● **Énoncé A**: Traduisez en anglais cette phrase du texte sur l'attaque quantique contre Bitcoin : « Le test a utilisé une courbe elliptique sur 15 bits, bien inférieure au standard de 256 bits utilisé par Bitcoin et la plupart des blockchains. »
● **Énoncé B**: Poursuivez le texte sur la démonstration quantique visant la cryptographie de Bitcoin, à la suite de sa dernière phrase.

Un chercheur a fait un pas modeste mais notable vers le contournement de la cryptographie qui sécurise Bitcoin, mais cette affirmation suscite déjà des réactions quant à la portée réelle de ce résultat.
Project Eleven a annoncé avoir décerné un « Q-Day Prize » d’1 BTC à Giancarlo Lelli pour avoir dérivé une clé privée à partir d’une clé publique à l’aide d’un ordinateur quantique.
Une petite avancée quantique, un grand débat sur sa portée
Le test a utilisé une courbe elliptique sur 15 bits, bien inférieure au standard de 256 bits utilisé par Bitcoin et la plupart des blockchains.
La société a décrit ce résultat comme la plus grande démonstration publique à ce jour d’une attaque quantique contre la cryptographie à courbes elliptiques. Elle précise que ce travail montre que la menace passe de la théorie à une première exécution concrète.
Cependant, l’écart d’échelle reste important. Une clé de 15 bits ne possède qu’un espace de recherche de légèrement plus de 32 000 possibilités. La sécurité de Bitcoin repose sur des nombres si grands qu’ils ne peuvent être forcés par les machines actuelles.
Les critiques n’ont pas tardé à remettre en question cette affirmation. Une note de la communauté sur l’annonce a souligné que la méthode reposait fortement sur une vérification classique, et non sur un calcul purement quantique.
En termes simples, le système quantique n’a peut-être pas effectué à lui seul la partie la plus complexe de l’attaque.

● **Lignes de données**:
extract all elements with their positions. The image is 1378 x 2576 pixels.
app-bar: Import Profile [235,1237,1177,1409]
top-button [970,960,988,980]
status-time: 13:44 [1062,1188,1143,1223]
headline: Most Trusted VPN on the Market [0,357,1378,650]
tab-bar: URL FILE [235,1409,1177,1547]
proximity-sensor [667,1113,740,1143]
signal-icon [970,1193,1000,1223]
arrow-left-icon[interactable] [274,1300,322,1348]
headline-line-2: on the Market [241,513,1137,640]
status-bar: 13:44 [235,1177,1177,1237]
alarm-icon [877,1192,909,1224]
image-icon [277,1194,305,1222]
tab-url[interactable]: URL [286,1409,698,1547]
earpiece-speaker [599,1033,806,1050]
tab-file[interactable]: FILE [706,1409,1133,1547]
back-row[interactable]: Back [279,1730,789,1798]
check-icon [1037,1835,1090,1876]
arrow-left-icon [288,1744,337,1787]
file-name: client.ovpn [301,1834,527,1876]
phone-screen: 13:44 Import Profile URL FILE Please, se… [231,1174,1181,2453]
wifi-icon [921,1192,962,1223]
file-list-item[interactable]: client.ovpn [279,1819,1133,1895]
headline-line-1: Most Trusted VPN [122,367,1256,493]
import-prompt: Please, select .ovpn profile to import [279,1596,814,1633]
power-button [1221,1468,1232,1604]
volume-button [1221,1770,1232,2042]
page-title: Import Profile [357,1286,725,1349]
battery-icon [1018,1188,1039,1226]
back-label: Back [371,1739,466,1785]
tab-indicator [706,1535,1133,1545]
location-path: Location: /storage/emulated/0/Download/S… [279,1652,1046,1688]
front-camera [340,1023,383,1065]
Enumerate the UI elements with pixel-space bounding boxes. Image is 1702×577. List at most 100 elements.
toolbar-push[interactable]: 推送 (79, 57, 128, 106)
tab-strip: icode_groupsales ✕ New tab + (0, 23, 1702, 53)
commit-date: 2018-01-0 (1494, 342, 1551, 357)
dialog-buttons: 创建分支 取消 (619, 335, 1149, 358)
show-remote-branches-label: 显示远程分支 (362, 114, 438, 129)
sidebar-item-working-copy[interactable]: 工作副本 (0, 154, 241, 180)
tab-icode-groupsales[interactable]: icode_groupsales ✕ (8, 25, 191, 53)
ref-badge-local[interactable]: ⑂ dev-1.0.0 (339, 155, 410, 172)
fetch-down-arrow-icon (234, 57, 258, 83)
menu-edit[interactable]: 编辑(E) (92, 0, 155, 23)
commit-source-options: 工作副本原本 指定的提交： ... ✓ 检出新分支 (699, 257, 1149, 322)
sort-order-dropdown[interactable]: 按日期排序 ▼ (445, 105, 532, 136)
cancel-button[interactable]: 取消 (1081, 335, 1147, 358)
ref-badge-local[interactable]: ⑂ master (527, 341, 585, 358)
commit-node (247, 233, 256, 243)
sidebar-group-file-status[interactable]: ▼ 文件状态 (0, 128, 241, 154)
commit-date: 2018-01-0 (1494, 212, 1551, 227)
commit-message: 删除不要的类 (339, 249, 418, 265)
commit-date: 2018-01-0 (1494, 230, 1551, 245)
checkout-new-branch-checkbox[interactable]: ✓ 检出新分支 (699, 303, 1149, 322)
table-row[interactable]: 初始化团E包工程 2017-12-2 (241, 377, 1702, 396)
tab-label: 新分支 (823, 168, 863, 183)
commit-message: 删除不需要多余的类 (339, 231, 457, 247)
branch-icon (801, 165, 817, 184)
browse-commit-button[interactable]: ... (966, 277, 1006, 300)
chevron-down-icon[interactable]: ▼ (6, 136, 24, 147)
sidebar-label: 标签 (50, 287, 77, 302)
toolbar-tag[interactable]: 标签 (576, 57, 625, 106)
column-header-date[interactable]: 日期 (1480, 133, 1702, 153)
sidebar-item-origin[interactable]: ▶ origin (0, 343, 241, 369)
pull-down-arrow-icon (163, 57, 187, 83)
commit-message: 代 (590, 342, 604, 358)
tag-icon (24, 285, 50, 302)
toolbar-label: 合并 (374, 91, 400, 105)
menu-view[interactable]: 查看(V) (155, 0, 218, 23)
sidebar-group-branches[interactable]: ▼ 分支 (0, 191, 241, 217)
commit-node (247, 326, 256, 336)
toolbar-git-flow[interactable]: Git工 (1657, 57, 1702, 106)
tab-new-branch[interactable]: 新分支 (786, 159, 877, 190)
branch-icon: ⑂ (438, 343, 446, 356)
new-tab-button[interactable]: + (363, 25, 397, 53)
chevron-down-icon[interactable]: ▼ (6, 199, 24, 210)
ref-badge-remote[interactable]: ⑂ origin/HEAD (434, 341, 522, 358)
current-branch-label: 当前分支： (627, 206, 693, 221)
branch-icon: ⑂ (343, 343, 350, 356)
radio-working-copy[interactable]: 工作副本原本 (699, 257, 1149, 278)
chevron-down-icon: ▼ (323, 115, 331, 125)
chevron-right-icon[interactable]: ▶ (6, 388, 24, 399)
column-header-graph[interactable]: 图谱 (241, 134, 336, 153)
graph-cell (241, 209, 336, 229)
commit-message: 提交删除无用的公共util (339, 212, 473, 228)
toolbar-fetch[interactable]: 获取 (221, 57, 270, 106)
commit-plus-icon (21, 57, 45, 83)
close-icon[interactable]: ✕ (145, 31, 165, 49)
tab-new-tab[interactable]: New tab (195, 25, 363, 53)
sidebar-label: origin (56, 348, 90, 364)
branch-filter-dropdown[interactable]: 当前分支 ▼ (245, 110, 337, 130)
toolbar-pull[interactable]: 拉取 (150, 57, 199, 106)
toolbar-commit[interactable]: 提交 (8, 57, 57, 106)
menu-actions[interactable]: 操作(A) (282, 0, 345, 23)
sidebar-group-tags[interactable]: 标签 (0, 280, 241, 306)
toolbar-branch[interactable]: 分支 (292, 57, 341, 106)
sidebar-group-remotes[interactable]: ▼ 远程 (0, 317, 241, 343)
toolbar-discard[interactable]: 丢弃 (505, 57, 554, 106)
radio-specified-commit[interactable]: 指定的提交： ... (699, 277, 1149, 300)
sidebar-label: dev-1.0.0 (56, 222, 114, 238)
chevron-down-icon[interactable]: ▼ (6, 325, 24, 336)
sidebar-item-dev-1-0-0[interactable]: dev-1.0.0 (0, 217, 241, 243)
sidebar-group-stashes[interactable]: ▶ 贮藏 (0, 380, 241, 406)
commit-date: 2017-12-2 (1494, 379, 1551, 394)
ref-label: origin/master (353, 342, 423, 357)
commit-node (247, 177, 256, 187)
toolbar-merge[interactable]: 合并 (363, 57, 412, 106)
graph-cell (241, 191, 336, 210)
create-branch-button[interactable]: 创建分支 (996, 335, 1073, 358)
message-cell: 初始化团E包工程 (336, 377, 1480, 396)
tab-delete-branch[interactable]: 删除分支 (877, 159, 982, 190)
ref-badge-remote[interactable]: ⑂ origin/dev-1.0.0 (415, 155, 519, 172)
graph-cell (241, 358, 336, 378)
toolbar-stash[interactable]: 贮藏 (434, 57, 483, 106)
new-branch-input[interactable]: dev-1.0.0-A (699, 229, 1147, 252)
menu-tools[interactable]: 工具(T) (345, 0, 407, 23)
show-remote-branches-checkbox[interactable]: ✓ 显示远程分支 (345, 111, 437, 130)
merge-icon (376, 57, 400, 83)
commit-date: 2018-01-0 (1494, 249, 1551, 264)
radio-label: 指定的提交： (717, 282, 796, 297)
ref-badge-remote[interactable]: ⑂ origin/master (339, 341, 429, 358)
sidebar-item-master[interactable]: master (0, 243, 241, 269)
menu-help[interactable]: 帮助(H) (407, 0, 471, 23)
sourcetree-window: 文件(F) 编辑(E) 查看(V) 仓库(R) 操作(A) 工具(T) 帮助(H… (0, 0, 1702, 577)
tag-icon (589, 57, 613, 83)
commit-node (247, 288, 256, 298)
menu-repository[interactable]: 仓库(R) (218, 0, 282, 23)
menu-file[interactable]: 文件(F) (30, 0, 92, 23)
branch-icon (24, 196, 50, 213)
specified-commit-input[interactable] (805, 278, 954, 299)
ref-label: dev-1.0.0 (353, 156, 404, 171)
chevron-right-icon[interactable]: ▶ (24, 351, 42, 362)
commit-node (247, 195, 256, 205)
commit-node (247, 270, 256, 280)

● **Réponse A**: The test used a 15-bit elliptic curve, far below the 256-bit standard used by Bitcoin and most blockchains.

● **Réponse B**:
Cette distinction est importante. De véritables attaques quantiques s’appuieraient sur l’algorithme de Shor pour résoudre efficacement les problèmes protégeant les signatures numériques. Les approches partielles ou hybrides ne prouvent pas encore cette capacité à grande échelle.
Ce résultat s’ajoute toutefois à une tendance. Des démonstrations antérieures avaient cassé des clés encore plus petites. En parallèle, certaines recherches suggèrent que le matériel nécessaire pour attaquer la cryptographie dans des conditions réelles pourrait être inférieur à ce que l’on pensait jusqu’ici.
Pour Bitcoin, il n’y a pas de risque immédiat. Mais ce débat met en lumière un enjeu à long terme. Faire évoluer la cryptographie sur des réseaux décentralisés est un processus lent et complexe, même lorsque des alternatives plus sûres existent déjà.
Pour l’instant, la conclusion reste limitée. Les avancées quantiques sont bien réelles, mais leur impact pratique demeure lointain—et controversé.